--- START PASSAGE TO READ ---
All of the (h,v) positions do not need to be known so a ragged hole will suffice.

Assumptions
• Ideally the shots would have a circular pattern (i.e. the shots would have the Rayleigh Distribution).
• $$h \sim \mathcal{N}(\bar{h},\sigma_h^2), v \sim \mathcal{N}(\bar{v},\sigma_v^2)$$
• Horizontal and vertical dispersion are independent.
• $$\sigma_h = \sigma_v$$ (realistically $$\sigma_h \approx \sigma_v$$)
• $$\rho = 0$$
• $$PDF_{r_i}(r) = \frac{r}{\Re^2}e^{-r^2/2\Re^2}$$
Note: It is not necessary to calculate the COI, nor the constant $$\Re$$, to calculate the Extreme Spread.
• No Fliers
Data transformation Identify two holes, $$i, j$$ which are the farthest apart and measure $$ES$$.

$$ES = \sqrt{(x_i - x_j)^2 + (y_i - y_j)^2}$$

Experimental Measure $$ES$$

## Given

The requirements for this test are very basic. Just a target with $$n$$ shots, and some measuring device. Assuming an Extreme spread of under 6 inches then a vernier caliper is used. A measurement is possible to a few thousandths of an inch which is vastly more precision than is usually required. From longer distance a ruler, or perhaps a tape measure.

## Assumptions

None are needed to make measurement. However some points are worth considering.

• The same ES measurement could result from a vertical group to a round group. If the shooting process can vary that much then the ES measurement won't give any indication of the change.
If the shot patterns aren't "fairly" round, then using the measurement makes little sense. For instance if muzzle velocity variations are severe, then the vertical range will dominate the ES measurement. Muzzle velocity variations would correlate better with vertical range than with ES.
• Making assumptions about the dispersion will enable theoretical predictions about the ES measurement. It must be realized that the theoretical solution, assuming the Rayleigh distribution and using Monte Carlo simulation, isn't some arbitrary goal, it is the best case scenario.

## Data transformation

The data transformation for a human has simple requirements, just the ability to locate the holes which are the furthest apart and measure the distance between them. If the target has a ragged hole it can be a bit tricky, but the edges of the hole should have enough curvature to make shot location possible.
--- END PASSAGE TO READ ---
--- START SOURCE MATERIAL ---
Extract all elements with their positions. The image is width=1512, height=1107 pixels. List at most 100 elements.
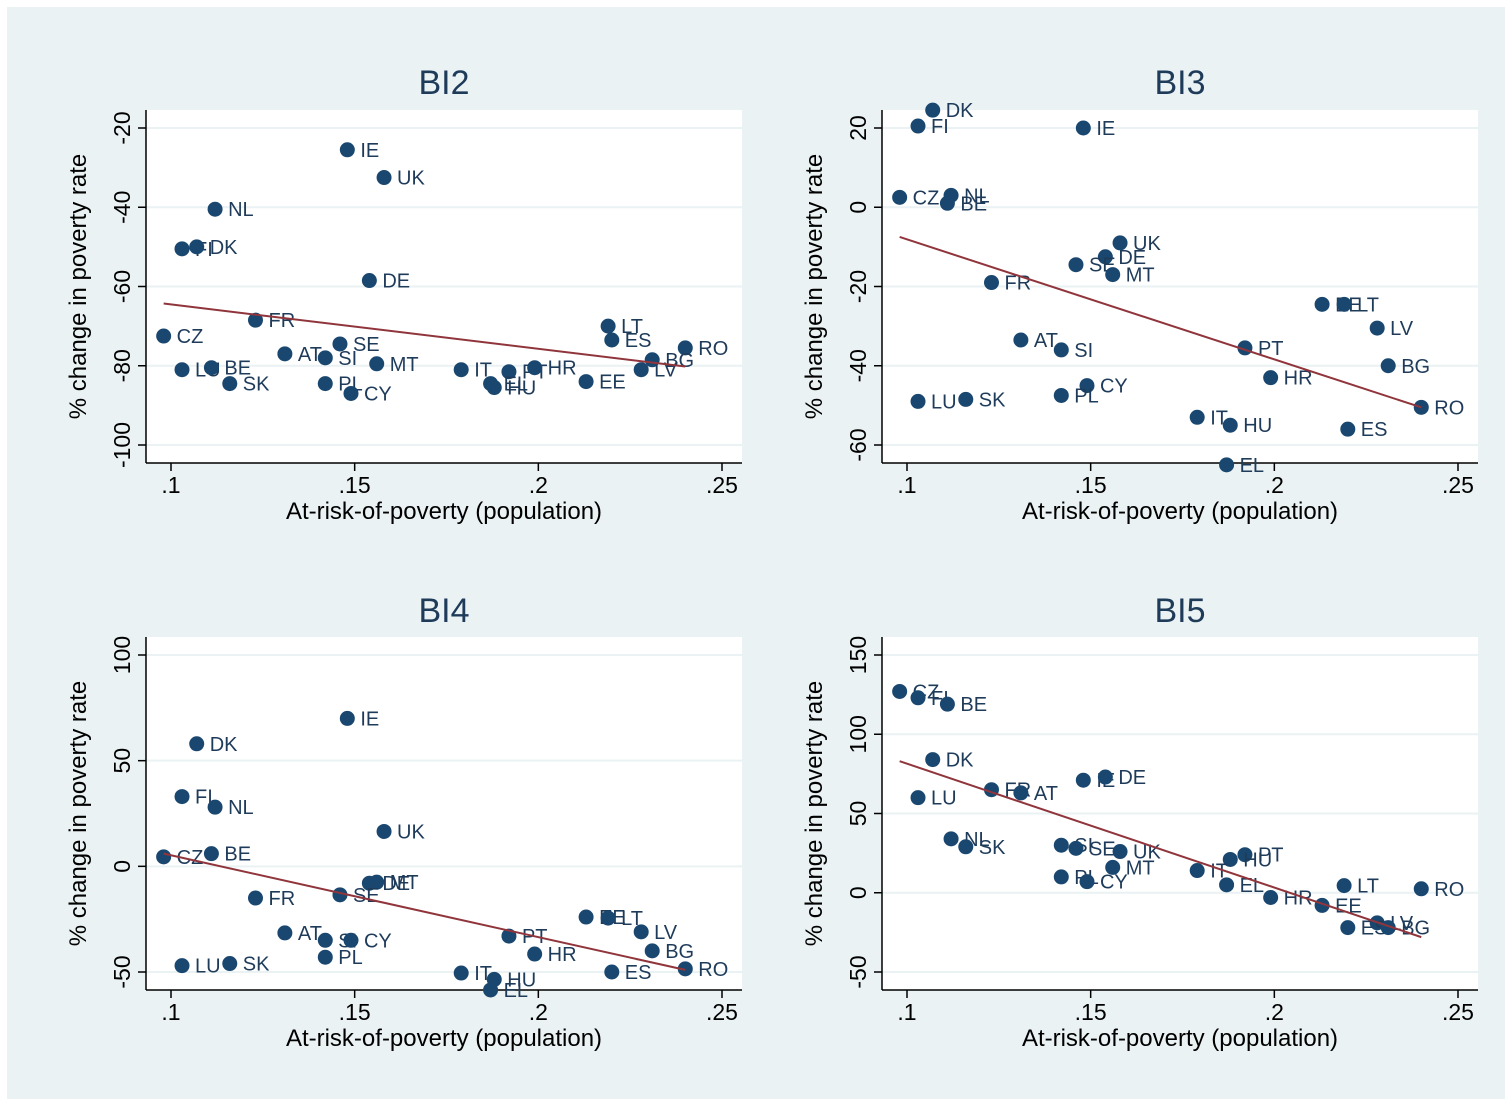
--- END SOURCE MATERIAL ---
WRITTEN TASK 1 :: Which tools for measuring does the extreme spread text name?
WRITTEN TASK 2 :: Copy the part of the extreme spread text starting at "All of the (h,v)" and ending at "dispersion are independent.".
Work only from the extreme spread text for everything that comes after it.

TASK SOLUTION 1 :: A vernier caliper, a ruler and a tape measure.

TASK SOLUTION 2 ::
All of the (h,v) positions do not need to be known so a ragged hole will suffice.

Assumptions
• Ideally the shots would have a circular pattern (i.e. the shots would have the Rayleigh Distribution).
• $$h \sim \mathcal{N}(\bar{h},\sigma_h^2), v \sim \mathcal{N}(\bar{v},\sigma_v^2)$$
• Horizontal and vertical dispersion are independent.